** START **

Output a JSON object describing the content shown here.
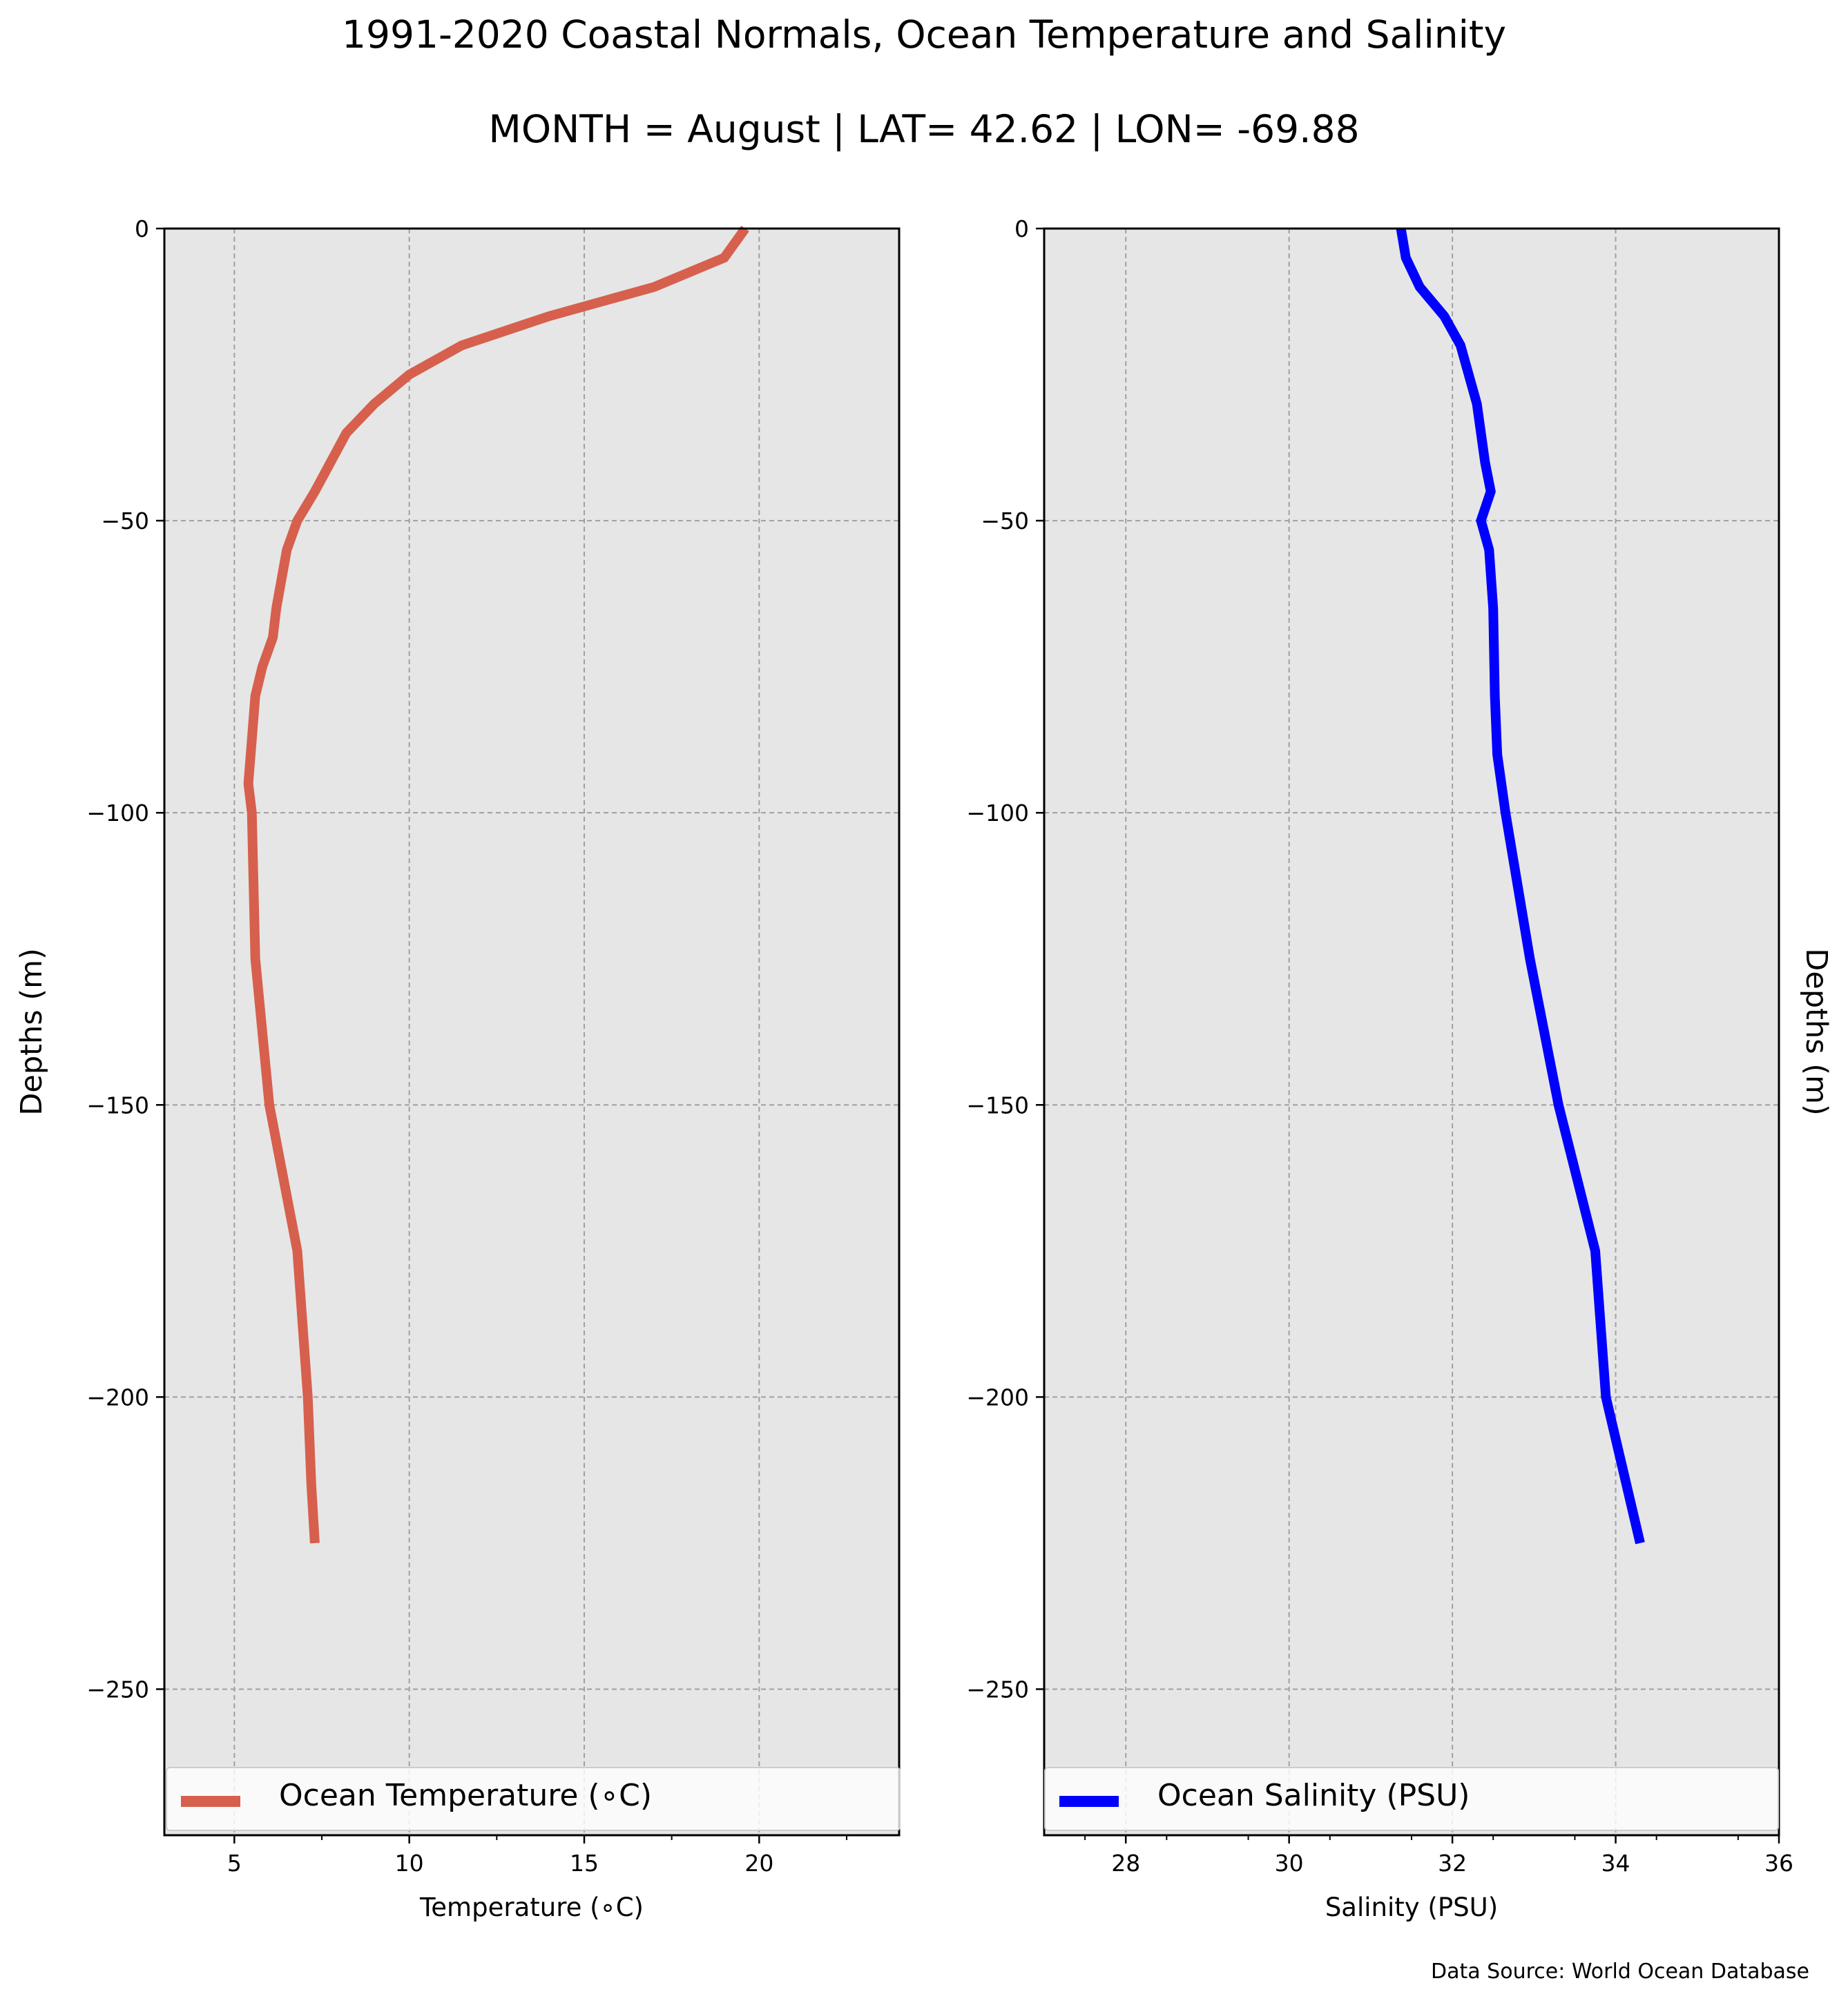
{
  "figure": {
    "title": "1991-2020 Coastal Normals, Ocean Temperature and Salinity",
    "subtitle": "MONTH = August | LAT= 42.62 | LON= -69.88",
    "source": "Data Source: World Ocean Database"
  },
  "chart_data": [
    {
      "type": "line",
      "xlabel": "Temperature ($^\\circ$C)",
      "xlabel_display": "Temperature (∘C)",
      "ylabel": "Depths (m)",
      "xlim": [
        3,
        24
      ],
      "ylim": [
        -275,
        0
      ],
      "xticks": [
        5,
        10,
        15,
        20
      ],
      "yticks": [
        0,
        -50,
        -100,
        -150,
        -200,
        -250
      ],
      "ytick_labels": [
        "0",
        "−50",
        "−100",
        "−150",
        "−200",
        "−250"
      ],
      "grid": true,
      "legend_location": "lower center",
      "series": [
        {
          "name": "Ocean Temperature (∘C)",
          "color": "#d6604d",
          "x": [
            19.6,
            19.0,
            17.0,
            14.0,
            11.5,
            10.0,
            9.0,
            8.2,
            7.3,
            6.8,
            6.5,
            6.2,
            6.1,
            5.8,
            5.6,
            5.4,
            5.5,
            5.6,
            6.0,
            6.8,
            7.1,
            7.2,
            7.3
          ],
          "y": [
            0,
            -5,
            -10,
            -15,
            -20,
            -25,
            -30,
            -35,
            -45,
            -50,
            -55,
            -65,
            -70,
            -75,
            -80,
            -95,
            -100,
            -125,
            -150,
            -175,
            -200,
            -215,
            -225
          ]
        }
      ]
    },
    {
      "type": "line",
      "xlabel": "Salinity (PSU)",
      "ylabel": "Depths (m)",
      "xlim": [
        27,
        36
      ],
      "ylim": [
        -275,
        0
      ],
      "xticks": [
        28,
        30,
        32,
        34,
        36
      ],
      "yticks": [
        0,
        -50,
        -100,
        -150,
        -200,
        -250
      ],
      "ytick_labels": [
        "0",
        "−50",
        "−100",
        "−150",
        "−200",
        "−250"
      ],
      "grid": true,
      "legend_location": "lower center",
      "series": [
        {
          "name": "Ocean Salinity (PSU)",
          "color": "#0000ff",
          "x": [
            31.37,
            31.43,
            31.6,
            31.9,
            32.1,
            32.3,
            32.4,
            32.47,
            32.35,
            32.45,
            32.5,
            32.52,
            32.55,
            32.65,
            32.95,
            33.3,
            33.75,
            33.88,
            34.3
          ],
          "y": [
            0,
            -5,
            -10,
            -15,
            -20,
            -30,
            -40,
            -45,
            -50,
            -55,
            -65,
            -80,
            -90,
            -100,
            -125,
            -150,
            -175,
            -200,
            -225
          ]
        }
      ]
    }
  ]
}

** END **

Task directions
All entries must be written out again exactly as given, with no pictures in the copy.

Correct result
Output a JSON object describing the content shown here.
{
  "figure": {
    "title": "1991-2020 Coastal Normals, Ocean Temperature and Salinity",
    "subtitle": "MONTH = August | LAT= 42.62 | LON= -69.88",
    "source": "Data Source: World Ocean Database"
  },
  "chart_data": [
    {
      "type": "line",
      "xlabel": "Temperature ($^\\circ$C)",
      "xlabel_display": "Temperature (∘C)",
      "ylabel": "Depths (m)",
      "xlim": [
        3,
        24
      ],
      "ylim": [
        -275,
        0
      ],
      "xticks": [
        5,
        10,
        15,
        20
      ],
      "yticks": [
        0,
        -50,
        -100,
        -150,
        -200,
        -250
      ],
      "ytick_labels": [
        "0",
        "−50",
        "−100",
        "−150",
        "−200",
        "−250"
      ],
      "grid": true,
      "legend_location": "lower center",
      "series": [
        {
          "name": "Ocean Temperature (∘C)",
          "color": "#d6604d",
          "x": [
            19.6,
            19.0,
            17.0,
            14.0,
            11.5,
            10.0,
            9.0,
            8.2,
            7.3,
            6.8,
            6.5,
            6.2,
            6.1,
            5.8,
            5.6,
            5.4,
            5.5,
            5.6,
            6.0,
            6.8,
            7.1,
            7.2,
            7.3
          ],
          "y": [
            0,
            -5,
            -10,
            -15,
            -20,
            -25,
            -30,
            -35,
            -45,
            -50,
            -55,
            -65,
            -70,
            -75,
            -80,
            -95,
            -100,
            -125,
            -150,
            -175,
            -200,
            -215,
            -225
          ]
        }
      ]
    },
    {
      "type": "line",
      "xlabel": "Salinity (PSU)",
      "ylabel": "Depths (m)",
      "xlim": [
        27,
        36
      ],
      "ylim": [
        -275,
        0
      ],
      "xticks": [
        28,
        30,
        32,
        34,
        36
      ],
      "yticks": [
        0,
        -50,
        -100,
        -150,
        -200,
        -250
      ],
      "ytick_labels": [
        "0",
        "−50",
        "−100",
        "−150",
        "−200",
        "−250"
      ],
      "grid": true,
      "legend_location": "lower center",
      "series": [
        {
          "name": "Ocean Salinity (PSU)",
          "color": "#0000ff",
          "x": [
            31.37,
            31.43,
            31.6,
            31.9,
            32.1,
            32.3,
            32.4,
            32.47,
            32.35,
            32.45,
            32.5,
            32.52,
            32.55,
            32.65,
            32.95,
            33.3,
            33.75,
            33.88,
            34.3
          ],
          "y": [
            0,
            -5,
            -10,
            -15,
            -20,
            -30,
            -40,
            -45,
            -50,
            -55,
            -65,
            -80,
            -90,
            -100,
            -125,
            -150,
            -175,
            -200,
            -225
          ]
        }
      ]
    }
  ]
}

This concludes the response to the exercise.